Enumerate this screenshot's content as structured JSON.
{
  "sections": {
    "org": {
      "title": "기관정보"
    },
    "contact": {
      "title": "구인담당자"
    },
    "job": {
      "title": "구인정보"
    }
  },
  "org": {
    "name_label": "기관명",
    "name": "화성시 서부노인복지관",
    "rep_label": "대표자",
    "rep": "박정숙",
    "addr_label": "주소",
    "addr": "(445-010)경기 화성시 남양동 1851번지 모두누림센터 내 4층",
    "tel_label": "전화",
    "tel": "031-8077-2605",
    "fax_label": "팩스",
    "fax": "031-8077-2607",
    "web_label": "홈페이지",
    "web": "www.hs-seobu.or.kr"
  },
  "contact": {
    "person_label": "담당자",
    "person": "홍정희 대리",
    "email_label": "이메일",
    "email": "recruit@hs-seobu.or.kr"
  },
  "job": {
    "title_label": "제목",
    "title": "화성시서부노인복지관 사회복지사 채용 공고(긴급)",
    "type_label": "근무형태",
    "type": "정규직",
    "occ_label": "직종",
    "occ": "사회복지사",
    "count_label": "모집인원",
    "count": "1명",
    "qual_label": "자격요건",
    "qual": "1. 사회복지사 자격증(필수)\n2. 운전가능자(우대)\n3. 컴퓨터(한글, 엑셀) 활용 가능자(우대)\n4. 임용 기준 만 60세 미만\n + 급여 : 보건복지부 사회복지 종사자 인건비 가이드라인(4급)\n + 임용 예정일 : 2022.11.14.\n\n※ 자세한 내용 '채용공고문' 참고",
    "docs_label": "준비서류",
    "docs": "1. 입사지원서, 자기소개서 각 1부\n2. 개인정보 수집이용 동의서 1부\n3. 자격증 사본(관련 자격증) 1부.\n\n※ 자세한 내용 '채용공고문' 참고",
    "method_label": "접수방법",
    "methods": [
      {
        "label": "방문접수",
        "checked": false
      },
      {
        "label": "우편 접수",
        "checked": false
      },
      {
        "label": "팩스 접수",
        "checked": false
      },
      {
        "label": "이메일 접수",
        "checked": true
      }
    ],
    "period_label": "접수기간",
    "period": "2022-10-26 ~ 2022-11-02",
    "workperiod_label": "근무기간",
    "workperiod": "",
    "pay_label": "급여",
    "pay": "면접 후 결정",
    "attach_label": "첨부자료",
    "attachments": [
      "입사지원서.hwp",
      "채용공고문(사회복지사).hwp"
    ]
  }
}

--------

# What you are asked to do
Restate the listing above word for word.

# Answer to this exercise
Enumerate this screenshot's content as structured JSON.
{
  "sections": {
    "org": {
      "title": "기관정보"
    },
    "contact": {
      "title": "구인담당자"
    },
    "job": {
      "title": "구인정보"
    }
  },
  "org": {
    "name_label": "기관명",
    "name": "화성시 서부노인복지관",
    "rep_label": "대표자",
    "rep": "박정숙",
    "addr_label": "주소",
    "addr": "(445-010)경기 화성시 남양동 1851번지 모두누림센터 내 4층",
    "tel_label": "전화",
    "tel": "031-8077-2605",
    "fax_label": "팩스",
    "fax": "031-8077-2607",
    "web_label": "홈페이지",
    "web": "www.hs-seobu.or.kr"
  },
  "contact": {
    "person_label": "담당자",
    "person": "홍정희 대리",
    "email_label": "이메일",
    "email": "recruit@hs-seobu.or.kr"
  },
  "job": {
    "title_label": "제목",
    "title": "화성시서부노인복지관 사회복지사 채용 공고(긴급)",
    "type_label": "근무형태",
    "type": "정규직",
    "occ_label": "직종",
    "occ": "사회복지사",
    "count_label": "모집인원",
    "count": "1명",
    "qual_label": "자격요건",
    "qual": "1. 사회복지사 자격증(필수)\n2. 운전가능자(우대)\n3. 컴퓨터(한글, 엑셀) 활용 가능자(우대)\n4. 임용 기준 만 60세 미만\n + 급여 : 보건복지부 사회복지 종사자 인건비 가이드라인(4급)\n + 임용 예정일 : 2022.11.14.\n\n※ 자세한 내용 '채용공고문' 참고",
    "docs_label": "준비서류",
    "docs": "1. 입사지원서, 자기소개서 각 1부\n2. 개인정보 수집이용 동의서 1부\n3. 자격증 사본(관련 자격증) 1부.\n\n※ 자세한 내용 '채용공고문' 참고",
    "method_label": "접수방법",
    "methods": [
      {
        "label": "방문접수",
        "checked": false
      },
      {
        "label": "우편 접수",
        "checked": false
      },
      {
        "label": "팩스 접수",
        "checked": false
      },
      {
        "label": "이메일 접수",
        "checked": true
      }
    ],
    "period_label": "접수기간",
    "period": "2022-10-26 ~ 2022-11-02",
    "workperiod_label": "근무기간",
    "workperiod": "",
    "pay_label": "급여",
    "pay": "면접 후 결정",
    "attach_label": "첨부자료",
    "attachments": [
      "입사지원서.hwp",
      "채용공고문(사회복지사).hwp"
    ]
  }
}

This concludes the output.